Task description: Gather up every line from the entries below that uses the word "теменной".
* start *
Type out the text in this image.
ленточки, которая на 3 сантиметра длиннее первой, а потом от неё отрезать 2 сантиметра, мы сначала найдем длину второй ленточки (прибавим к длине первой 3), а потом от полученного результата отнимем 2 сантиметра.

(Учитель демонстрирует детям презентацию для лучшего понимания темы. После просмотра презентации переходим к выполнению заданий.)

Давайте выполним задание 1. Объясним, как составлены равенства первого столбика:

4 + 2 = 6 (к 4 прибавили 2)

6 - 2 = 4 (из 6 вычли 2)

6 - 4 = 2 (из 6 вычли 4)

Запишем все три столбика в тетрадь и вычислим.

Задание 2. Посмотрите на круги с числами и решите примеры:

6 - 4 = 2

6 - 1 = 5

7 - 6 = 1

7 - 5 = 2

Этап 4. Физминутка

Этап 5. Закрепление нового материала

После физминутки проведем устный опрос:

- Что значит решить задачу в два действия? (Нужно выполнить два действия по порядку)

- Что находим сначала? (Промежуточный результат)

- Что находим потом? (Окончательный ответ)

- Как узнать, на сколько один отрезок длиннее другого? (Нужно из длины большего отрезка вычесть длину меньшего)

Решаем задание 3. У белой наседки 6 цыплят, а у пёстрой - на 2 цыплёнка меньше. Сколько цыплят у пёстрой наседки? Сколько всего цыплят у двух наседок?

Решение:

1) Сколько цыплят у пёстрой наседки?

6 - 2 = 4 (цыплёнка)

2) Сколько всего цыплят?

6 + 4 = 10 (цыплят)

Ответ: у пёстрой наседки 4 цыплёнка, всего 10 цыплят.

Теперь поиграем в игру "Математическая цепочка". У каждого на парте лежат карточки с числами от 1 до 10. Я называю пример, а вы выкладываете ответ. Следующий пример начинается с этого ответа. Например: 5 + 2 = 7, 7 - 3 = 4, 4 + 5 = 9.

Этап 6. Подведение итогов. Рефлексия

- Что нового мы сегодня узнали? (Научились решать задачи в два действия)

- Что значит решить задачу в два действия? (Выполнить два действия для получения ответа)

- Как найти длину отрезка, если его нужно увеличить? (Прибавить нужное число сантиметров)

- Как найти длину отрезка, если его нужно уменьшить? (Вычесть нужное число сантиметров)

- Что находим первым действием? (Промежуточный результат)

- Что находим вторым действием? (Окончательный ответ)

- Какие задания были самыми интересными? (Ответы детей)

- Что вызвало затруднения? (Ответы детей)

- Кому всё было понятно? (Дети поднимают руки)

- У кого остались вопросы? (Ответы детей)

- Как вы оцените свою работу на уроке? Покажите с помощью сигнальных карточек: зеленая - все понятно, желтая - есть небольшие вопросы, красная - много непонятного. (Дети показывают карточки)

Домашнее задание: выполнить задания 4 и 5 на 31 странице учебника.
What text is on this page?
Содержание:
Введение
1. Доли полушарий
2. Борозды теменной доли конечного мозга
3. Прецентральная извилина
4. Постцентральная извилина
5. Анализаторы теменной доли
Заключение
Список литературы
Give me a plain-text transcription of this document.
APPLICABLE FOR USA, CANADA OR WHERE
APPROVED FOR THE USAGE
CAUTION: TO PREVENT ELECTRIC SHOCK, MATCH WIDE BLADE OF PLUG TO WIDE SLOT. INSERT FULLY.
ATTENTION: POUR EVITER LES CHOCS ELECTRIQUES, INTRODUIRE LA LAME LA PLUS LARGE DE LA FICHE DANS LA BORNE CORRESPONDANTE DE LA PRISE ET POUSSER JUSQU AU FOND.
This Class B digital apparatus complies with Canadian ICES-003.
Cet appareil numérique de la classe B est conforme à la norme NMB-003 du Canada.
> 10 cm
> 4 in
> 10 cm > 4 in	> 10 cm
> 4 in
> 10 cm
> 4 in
* end *
Answer to the exercise:
2. Борозды теменной доли конечного мозга
5. Анализаторы теменной доли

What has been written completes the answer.